→ **GIVEN INSTRUCTION**
Write down every entry below once more, exactly.
________________________
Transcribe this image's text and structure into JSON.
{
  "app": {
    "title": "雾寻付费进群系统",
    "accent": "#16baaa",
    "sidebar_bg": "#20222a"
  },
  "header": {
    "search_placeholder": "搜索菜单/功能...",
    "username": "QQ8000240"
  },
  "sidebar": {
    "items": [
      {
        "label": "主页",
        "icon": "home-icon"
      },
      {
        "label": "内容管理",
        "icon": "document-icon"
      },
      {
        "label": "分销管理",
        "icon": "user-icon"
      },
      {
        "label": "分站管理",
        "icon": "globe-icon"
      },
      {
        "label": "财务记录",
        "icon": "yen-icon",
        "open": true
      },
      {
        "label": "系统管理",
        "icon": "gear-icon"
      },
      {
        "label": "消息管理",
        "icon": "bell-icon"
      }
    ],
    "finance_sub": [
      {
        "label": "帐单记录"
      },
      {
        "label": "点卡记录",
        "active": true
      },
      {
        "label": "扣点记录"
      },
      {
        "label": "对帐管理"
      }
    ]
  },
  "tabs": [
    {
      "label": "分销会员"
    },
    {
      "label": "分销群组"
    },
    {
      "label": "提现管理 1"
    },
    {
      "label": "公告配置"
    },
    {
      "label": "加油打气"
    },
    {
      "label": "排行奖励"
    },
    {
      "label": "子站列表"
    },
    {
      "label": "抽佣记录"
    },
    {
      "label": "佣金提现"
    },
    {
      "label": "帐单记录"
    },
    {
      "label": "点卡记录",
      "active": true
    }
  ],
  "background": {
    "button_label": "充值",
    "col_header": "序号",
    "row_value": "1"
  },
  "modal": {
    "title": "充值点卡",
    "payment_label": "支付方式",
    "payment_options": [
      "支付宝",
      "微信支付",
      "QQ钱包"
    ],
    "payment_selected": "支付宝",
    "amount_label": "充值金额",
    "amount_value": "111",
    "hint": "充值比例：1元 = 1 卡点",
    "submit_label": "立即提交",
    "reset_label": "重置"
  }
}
________________________
→ **FINAL RESULT**
Transcribe this image's text and structure into JSON.
{
  "app": {
    "title": "雾寻付费进群系统",
    "accent": "#16baaa",
    "sidebar_bg": "#20222a"
  },
  "header": {
    "search_placeholder": "搜索菜单/功能...",
    "username": "QQ8000240"
  },
  "sidebar": {
    "items": [
      {
        "label": "主页",
        "icon": "home-icon"
      },
      {
        "label": "内容管理",
        "icon": "document-icon"
      },
      {
        "label": "分销管理",
        "icon": "user-icon"
      },
      {
        "label": "分站管理",
        "icon": "globe-icon"
      },
      {
        "label": "财务记录",
        "icon": "yen-icon",
        "open": true
      },
      {
        "label": "系统管理",
        "icon": "gear-icon"
      },
      {
        "label": "消息管理",
        "icon": "bell-icon"
      }
    ],
    "finance_sub": [
      {
        "label": "帐单记录"
      },
      {
        "label": "点卡记录",
        "active": true
      },
      {
        "label": "扣点记录"
      },
      {
        "label": "对帐管理"
      }
    ]
  },
  "tabs": [
    {
      "label": "分销会员"
    },
    {
      "label": "分销群组"
    },
    {
      "label": "提现管理 1"
    },
    {
      "label": "公告配置"
    },
    {
      "label": "加油打气"
    },
    {
      "label": "排行奖励"
    },
    {
      "label": "子站列表"
    },
    {
      "label": "抽佣记录"
    },
    {
      "label": "佣金提现"
    },
    {
      "label": "帐单记录"
    },
    {
      "label": "点卡记录",
      "active": true
    }
  ],
  "background": {
    "button_label": "充值",
    "col_header": "序号",
    "row_value": "1"
  },
  "modal": {
    "title": "充值点卡",
    "payment_label": "支付方式",
    "payment_options": [
      "支付宝",
      "微信支付",
      "QQ钱包"
    ],
    "payment_selected": "支付宝",
    "amount_label": "充值金额",
    "amount_value": "111",
    "hint": "充值比例：1元 = 1 卡点",
    "submit_label": "立即提交",
    "reset_label": "重置"
  }
}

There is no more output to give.